• **Written instruction**: According to the tinytls13 announcement, roughly what share of the footprint is cryptography?

Introducing tinytls13: A minimal TLS 1.3 build profile that fits a complete client in about 30 KB of flash.

In brief. tinytls13 is a new wolfSSL build profile for deeply constrained devices. It compiles a complete, working TLS 1.3 client in about 30.8 KB of flash on an ARM Cortex-M33, with no X.509 and no extras you did not ask for.

Why we built it


Secure boot, attestation, and IoT connectivity increasingly need TLS 1.3, yet TLS 1.3 has a reputation for being too large for the smallest microcontrollers. tinytls13 removes that objection. It is a TLS 1.3-only profile that strips everything which is not TLS 1.3 and defaults to the smallest useful handshake, so you start from a tiny floor and add only the features your product needs.

How small


On a bare-metal ARM Cortex-M33, the PSK floor links in 30.8 KB of flash (text plus data). The same recipe reproduces on Intel x86_64 and ARM aarch64, with the instruction set setting the absolute scale. Only about a third of that footprint is cryptography; the rest is the TLS 1.3 protocol itself.

• **Data excerpt**:
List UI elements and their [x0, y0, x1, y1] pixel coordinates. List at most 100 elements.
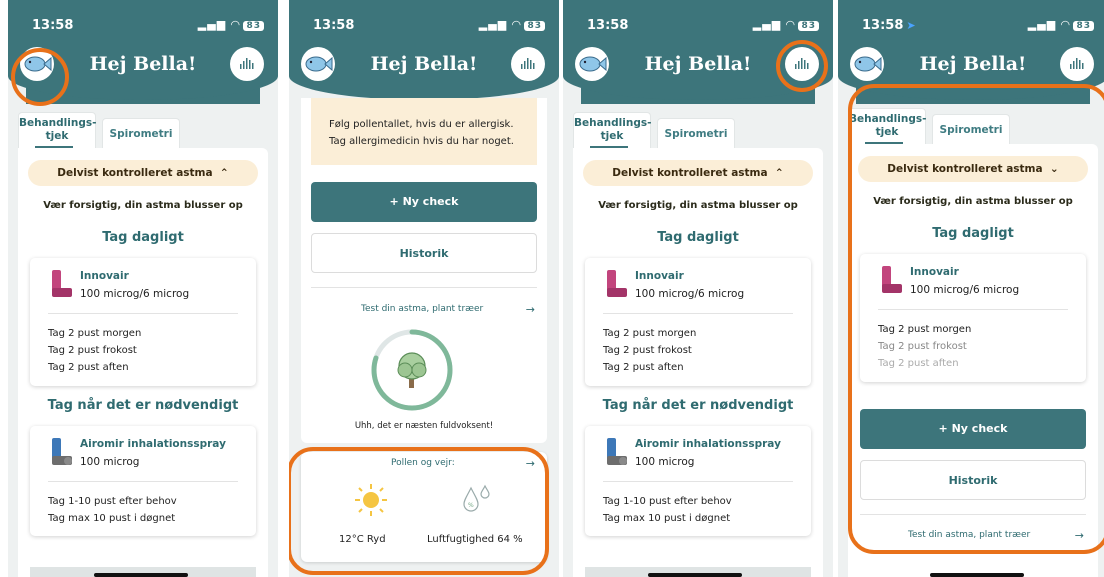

• **Result for this exercise**: About a third; the rest is the TLS 1.3 protocol itself.